▶ _抜粋した文章_
================

Reportレポート

ベトナム政府の保証がない外国借入に関する主な変更点

2024/11/28

  • Le Thi Hoang Dung

はじめに
ベトナム政府の保証がない外国借入(以下「外国借入」)の管理に関して、通達12/2022/TT-NHNN(以下「OL.No 12/2022」)が2022年11月15日に、また通達8/2023/TT-NHNN(以下「OL. No 8/2023」)が2023年8月15日より施行された。これらにより、外国借入の規定の明確化および企業が迅速に資金を増やす条件の整備を含め、多くの変更がなされた。本レポートでは、昨今の外国借入に関する規定の主な変更点を解説する。

1. 外国借入の借入可能な使用目的が明確化され、一時的な預金も可能に

通達12/2014/TT-NHNN(以下「OL. No 12/2014」。2023年8月15日に失効)において、短期借入の使用目的について説明しておらず、中長期的での使用を目的とした短期借入を組むことは禁止されていた。しかし中長期的な使用に関する定義が明確ではなかったため、実際には多くの企業が短期借入で生産設備投資を行っていた。その後、短期借入を中長期借入に変更し、中央銀行に登録する際に、短期借入を誤った目的で使用していると指摘されているケースが見られた。
OL. No 8/2023は、外国借入の借入可能な使用目的についてより明確に規定し、企業は使用目的に応じた適切な借入期間を選択することが可能となった。なお、債務者は借入時の使用目的に従って外国借入を使用する義務がある。具体的には以下の通りである。

短期借入の借入目的
・既存外国借入の借換
・短期債務の支払い(国内借入を除く)

長期借入の借入目的
・投資プロジェクトの実施
・事業やその他のプロジェクトの実施
・既存外国借入の借換

特に短期借入においては使用目的が以前よりも厳格化されることになったと言えるため、実行する際には注意が必要である。同時に、短期借入の使用可能な範囲が明確になったことで、中央銀行に規定違反と指摘されるリスクの回避に役立つことが期待される。また、OL. No 8/2023では新たに借入金の預金について定められ、最大1カ月を上限にベトナムの金融機関または外国銀行の支店に預金することが可能となった。

 2. 短期および中長期借入関する手続きの変更

企業は短期借入の未返済残高、返済期日更新により借入期間が1年間以上となった短期借入および新規中長期借入を中央銀行へ登録する必要がある。OL.No 12/2022により、借入登録期限が借入契約書締結日から30日以内から30営業日内に変更され、中長期借入に関する登録書類の準備に時間的猶予が生まれた。

また、企業は短期借入および中長期借入に関する状況報告をすることが求められている。2022年11月15日以前は四半期ごとの実施をすれば問題なかったが、OL.No 12/2022施行後は中央銀行のウェブサイト(https://qlnh-sbv.cic.org.vn/qlnh/)を通じて毎月5日までに報告する必要がある。

3. 既存外国借入の借換を目的とした新規借入の借入に関する注意点

OL. No 12/2014では、新規外国借入を用いた既存外国借入の借換は認められていたが、支払利息やそのほか手数料等の追加の借入費用が発生しないことが条件とされていた。しかし2023年8月15日にこの条件が廃止され、新たな条件として、借入可能な金額は既存外国借入の元本残高、未払利息および手数料並びに新規借入の手数料の合計額以下であることが定められた。

================

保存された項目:
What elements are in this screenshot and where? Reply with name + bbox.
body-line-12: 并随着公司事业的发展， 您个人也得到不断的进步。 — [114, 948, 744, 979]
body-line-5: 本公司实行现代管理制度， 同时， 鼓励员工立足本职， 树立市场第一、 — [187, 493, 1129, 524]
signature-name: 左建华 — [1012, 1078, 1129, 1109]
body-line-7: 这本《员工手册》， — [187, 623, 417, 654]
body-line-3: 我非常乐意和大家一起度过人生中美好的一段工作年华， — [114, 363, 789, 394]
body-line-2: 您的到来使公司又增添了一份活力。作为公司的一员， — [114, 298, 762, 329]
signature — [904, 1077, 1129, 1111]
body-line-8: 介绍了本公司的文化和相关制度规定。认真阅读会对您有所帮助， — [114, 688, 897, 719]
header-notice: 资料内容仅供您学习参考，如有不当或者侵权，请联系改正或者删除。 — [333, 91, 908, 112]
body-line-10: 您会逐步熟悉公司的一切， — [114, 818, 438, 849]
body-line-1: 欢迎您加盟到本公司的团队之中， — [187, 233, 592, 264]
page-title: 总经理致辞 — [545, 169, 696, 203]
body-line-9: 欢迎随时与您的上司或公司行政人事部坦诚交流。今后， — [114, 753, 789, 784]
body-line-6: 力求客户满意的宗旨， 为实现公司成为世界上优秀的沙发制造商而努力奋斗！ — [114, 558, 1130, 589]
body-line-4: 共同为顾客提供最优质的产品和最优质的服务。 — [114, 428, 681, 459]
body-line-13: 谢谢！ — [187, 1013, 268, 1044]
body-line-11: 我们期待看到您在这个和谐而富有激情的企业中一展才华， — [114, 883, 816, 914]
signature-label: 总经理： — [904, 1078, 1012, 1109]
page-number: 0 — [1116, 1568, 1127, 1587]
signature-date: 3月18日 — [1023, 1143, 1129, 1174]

================

▶ _課題の指示_
ベトナムの外国借入についての文章のうち、「また、企業は短期借入および中」で始まり「日までに報告する必要がある。」まで続く部分を、「四半期ごと」を「半年ごと」に置き換えて書き直してください。 保存された項目は、ベトナムの外国借入についての文章とは別の資料です。

▶ _課題の結果_
また、企業は短期借入および中長期借入に関する状況報告をすることが求められている。2022年11月15日以前は半年ごとの実施をすれば問題なかったが、OL.No 12/2022施行後は中央銀行のウェブサイト(https://qlnh-sbv.cic.org.vn/qlnh/)を通じて毎月5日までに報告する必要がある。